======== SUPPLIED ENTRIES

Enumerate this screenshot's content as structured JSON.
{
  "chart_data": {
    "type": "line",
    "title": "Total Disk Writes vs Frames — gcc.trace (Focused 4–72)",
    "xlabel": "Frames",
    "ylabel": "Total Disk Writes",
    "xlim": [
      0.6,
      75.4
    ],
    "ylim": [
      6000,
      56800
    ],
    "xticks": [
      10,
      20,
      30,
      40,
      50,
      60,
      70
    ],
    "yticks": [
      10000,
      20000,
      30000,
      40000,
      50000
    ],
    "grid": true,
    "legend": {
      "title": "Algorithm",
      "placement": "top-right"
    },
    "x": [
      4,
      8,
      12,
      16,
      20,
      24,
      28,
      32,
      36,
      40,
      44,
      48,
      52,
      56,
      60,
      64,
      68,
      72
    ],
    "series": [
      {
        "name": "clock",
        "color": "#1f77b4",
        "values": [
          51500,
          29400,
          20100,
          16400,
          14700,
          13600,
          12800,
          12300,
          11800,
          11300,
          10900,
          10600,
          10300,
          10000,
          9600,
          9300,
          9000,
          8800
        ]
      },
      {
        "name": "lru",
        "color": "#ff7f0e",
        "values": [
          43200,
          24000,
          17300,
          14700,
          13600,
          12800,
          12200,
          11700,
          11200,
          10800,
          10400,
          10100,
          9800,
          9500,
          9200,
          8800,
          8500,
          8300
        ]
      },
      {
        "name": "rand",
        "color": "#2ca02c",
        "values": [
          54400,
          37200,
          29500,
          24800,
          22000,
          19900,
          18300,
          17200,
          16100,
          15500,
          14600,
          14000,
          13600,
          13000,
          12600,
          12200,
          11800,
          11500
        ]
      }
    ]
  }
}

================

Lines that hold the word "Frames" are the ones to return, every one of them.

    "title": "Total Disk Writes vs Frames — gcc.trace (Focused 4–72)",
    "xlabel": "Frames",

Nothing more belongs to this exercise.